▸ **WHAT NEEDS TO BE DONE**: Look for the string "замоченную" and copy every line that has it.

======== DATA FOR THIS EXERCISE ========

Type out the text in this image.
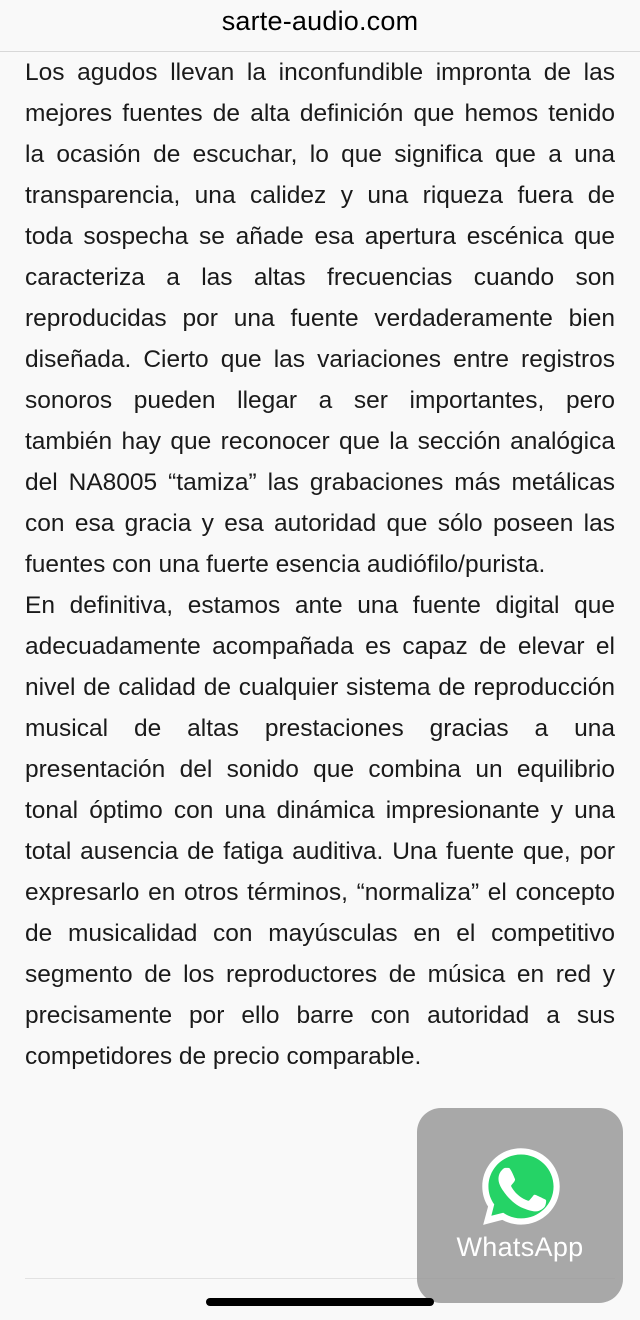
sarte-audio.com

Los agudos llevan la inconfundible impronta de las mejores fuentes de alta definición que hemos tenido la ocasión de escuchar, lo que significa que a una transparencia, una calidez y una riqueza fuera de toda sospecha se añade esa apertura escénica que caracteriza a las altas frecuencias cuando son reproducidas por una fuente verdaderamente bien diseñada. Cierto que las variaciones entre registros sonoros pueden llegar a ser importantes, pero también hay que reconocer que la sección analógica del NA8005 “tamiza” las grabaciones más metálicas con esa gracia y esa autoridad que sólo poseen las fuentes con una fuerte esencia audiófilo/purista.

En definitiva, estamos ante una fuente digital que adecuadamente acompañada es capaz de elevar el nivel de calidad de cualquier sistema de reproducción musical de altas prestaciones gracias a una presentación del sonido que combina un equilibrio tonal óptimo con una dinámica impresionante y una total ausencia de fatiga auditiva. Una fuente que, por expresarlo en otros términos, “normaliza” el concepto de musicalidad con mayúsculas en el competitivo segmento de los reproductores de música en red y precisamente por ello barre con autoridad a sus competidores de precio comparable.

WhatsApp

========
======== DATA FOR THIS EXERCISE ========

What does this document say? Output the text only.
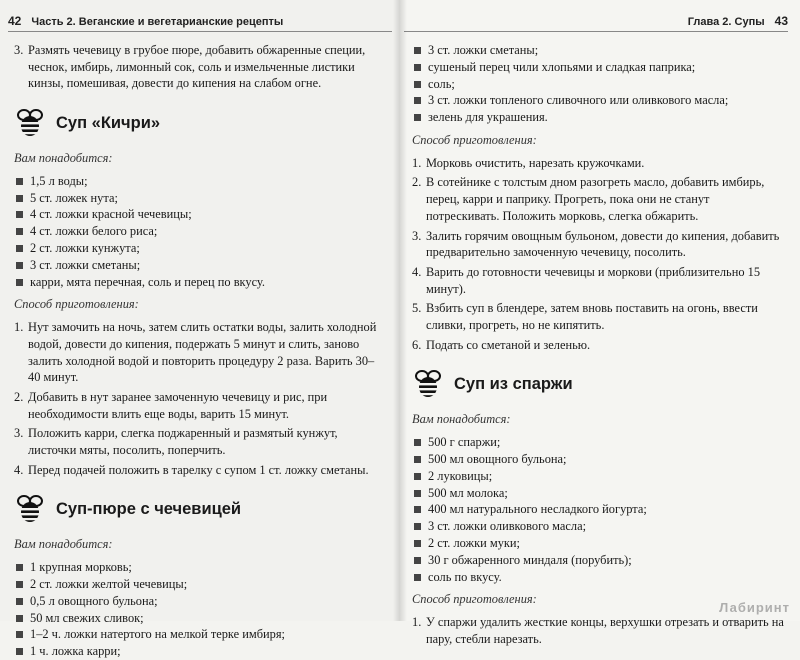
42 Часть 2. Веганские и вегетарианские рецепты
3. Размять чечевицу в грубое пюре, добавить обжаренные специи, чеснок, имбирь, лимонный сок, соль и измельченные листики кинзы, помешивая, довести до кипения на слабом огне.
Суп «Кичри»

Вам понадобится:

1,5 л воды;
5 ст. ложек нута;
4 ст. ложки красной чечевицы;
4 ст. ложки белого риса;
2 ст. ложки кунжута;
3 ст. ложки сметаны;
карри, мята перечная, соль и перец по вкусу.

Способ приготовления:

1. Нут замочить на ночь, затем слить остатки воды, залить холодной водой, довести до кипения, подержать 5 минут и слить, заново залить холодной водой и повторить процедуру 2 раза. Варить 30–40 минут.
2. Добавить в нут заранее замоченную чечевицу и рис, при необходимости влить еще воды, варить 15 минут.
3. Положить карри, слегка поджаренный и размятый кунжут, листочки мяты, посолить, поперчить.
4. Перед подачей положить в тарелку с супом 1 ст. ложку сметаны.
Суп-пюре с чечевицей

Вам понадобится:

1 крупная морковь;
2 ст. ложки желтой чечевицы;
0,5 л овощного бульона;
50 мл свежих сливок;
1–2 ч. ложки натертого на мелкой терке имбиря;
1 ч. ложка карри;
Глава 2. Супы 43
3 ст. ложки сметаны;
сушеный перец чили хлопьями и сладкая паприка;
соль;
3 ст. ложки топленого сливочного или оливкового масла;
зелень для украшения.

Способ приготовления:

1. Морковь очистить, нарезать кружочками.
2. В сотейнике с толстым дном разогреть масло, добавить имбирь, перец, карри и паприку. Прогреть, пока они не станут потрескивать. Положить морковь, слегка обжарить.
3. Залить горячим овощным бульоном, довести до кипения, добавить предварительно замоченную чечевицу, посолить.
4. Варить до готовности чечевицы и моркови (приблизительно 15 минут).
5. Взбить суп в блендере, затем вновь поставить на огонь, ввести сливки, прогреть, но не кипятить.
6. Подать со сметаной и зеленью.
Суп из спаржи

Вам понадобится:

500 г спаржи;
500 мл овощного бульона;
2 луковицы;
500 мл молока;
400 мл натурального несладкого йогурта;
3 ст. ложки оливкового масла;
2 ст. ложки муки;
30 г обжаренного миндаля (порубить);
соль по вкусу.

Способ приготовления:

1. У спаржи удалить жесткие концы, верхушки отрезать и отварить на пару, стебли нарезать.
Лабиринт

========

▸ **FULL SOLUTION**:
2. Добавить в нут заранее замоченную чечевицу и рис, при необходимости влить еще воды, варить 15 минут.
3. Залить горячим овощным бульоном, довести до кипения, добавить предварительно замоченную чечевицу, посолить.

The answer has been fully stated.